| THE PROBLEM |
Copy every line from the material below that holds "likes".

| INPUT DATA |
┄┄┄┄┄┄

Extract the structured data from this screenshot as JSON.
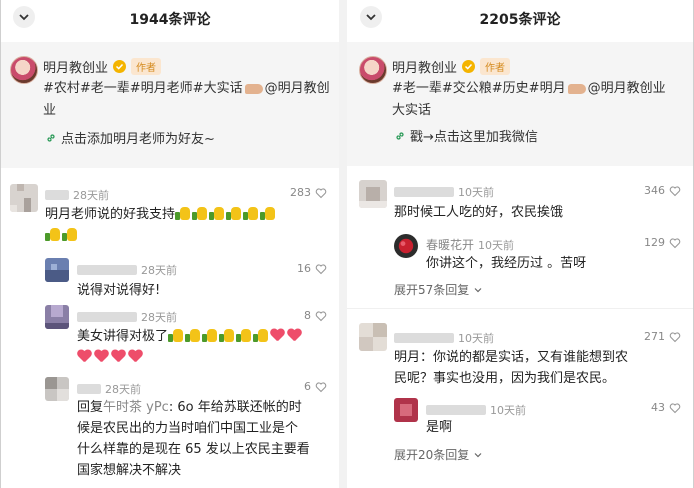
{
  "left": {
    "header": {
      "count_title": "1944条评论"
    },
    "author": {
      "name": "明月教创业",
      "badge": "作者",
      "hashtags_line1": "#农村#老一辈#明月老师#大实话",
      "hashtags_mention": "@明月教创",
      "hashtags_line2": "业",
      "link_text": "点击添加明月老师为好友~"
    },
    "comments": [
      {
        "time": "28天前",
        "likes": "283",
        "text": "明月老师说的好我支持",
        "emoji": "thumbs-up x8"
      },
      {
        "time": "28天前",
        "likes": "16",
        "text": "说得对说得好!"
      },
      {
        "time": "28天前",
        "likes": "8",
        "text": "美女讲得对极了",
        "emoji": "thumbs-up x6, heart x6"
      },
      {
        "time": "28天前",
        "likes": "6",
        "reply_prefix": "回复",
        "reply_to": "午时茶 yPc",
        "text_1": ": 6o 年给苏联还帐的时",
        "text_2": "候是农民出的力当时咱们中国工业是个",
        "text_3": "什么样靠的是现在 65 发以上农民主要看",
        "text_4": "国家想解决不解决"
      }
    ]
  },
  "right": {
    "header": {
      "count_title": "2205条评论"
    },
    "author": {
      "name": "明月教创业",
      "badge": "作者",
      "hashtags_line1": "#老一辈#交公粮#历史#明月",
      "hashtags_mention": "@明月教创业",
      "hashtags_line2": "大实话",
      "link_text": "戳→点击这里加我微信"
    },
    "comments": [
      {
        "time": "10天前",
        "likes": "346",
        "text": "那时候工人吃的好，农民挨饿"
      },
      {
        "name": "春暖花开",
        "time": "10天前",
        "likes": "129",
        "text": "你讲这个，我经历过 。苦呀"
      },
      {
        "expand_label": "展开57条回复"
      },
      {
        "time": "10天前",
        "likes": "271",
        "text_1": "明月：你说的都是实话，又有谁能想到农",
        "text_2": "民呢？事实也没用，因为我们是农民。"
      },
      {
        "time": "10天前",
        "likes": "43",
        "text": "是啊"
      },
      {
        "expand_label": "展开20条回复"
      }
    ]
  },
  "colors": {
    "badge_text": "#d48a1e",
    "badge_bg": "#fbe6cf",
    "heart": "#ee4d6a",
    "verify": "#f4b400",
    "card_bg": "#f5f5f5"
  },
  "icons": [
    "chevron-down-icon",
    "verified-icon",
    "link-icon",
    "heart-outline-icon",
    "chevron-down-small-icon"
  ]
}
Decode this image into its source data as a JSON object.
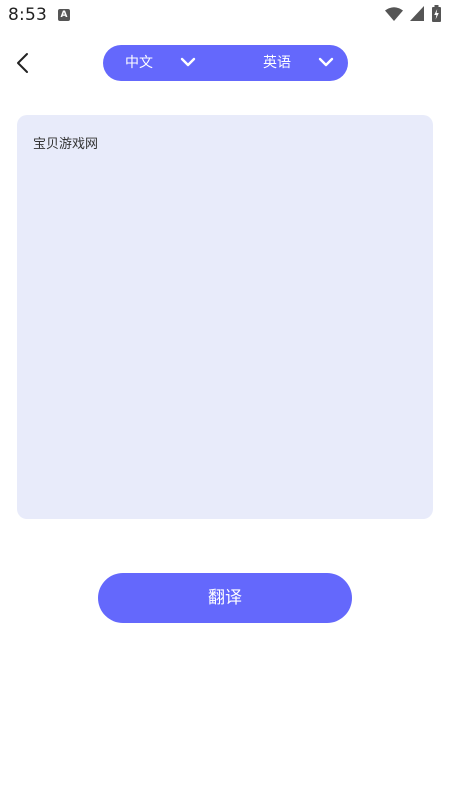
{
  "status_bar": {
    "time": "8:53",
    "app_icon_letter": "A",
    "icons": [
      "wifi-icon",
      "cellular-signal-icon",
      "battery-charging-icon"
    ]
  },
  "header": {
    "back_icon": "chevron-left-icon",
    "source_language": "中文",
    "target_language": "英语",
    "dropdown_icon": "chevron-down-icon"
  },
  "input": {
    "text": "宝贝游戏网"
  },
  "actions": {
    "translate_label": "翻译"
  },
  "colors": {
    "accent": "#6468fc",
    "input_background": "#e8ebfa",
    "page_background": "#ffffff"
  }
}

┄┄┄┄┄┄

| WRITTEN RESPONSE |
        "likes": "283",
        "likes": "16",
        "likes": "8",
        "likes": "6",
        "likes": "346",
        "likes": "129",
        "likes": "271",
        "likes": "43",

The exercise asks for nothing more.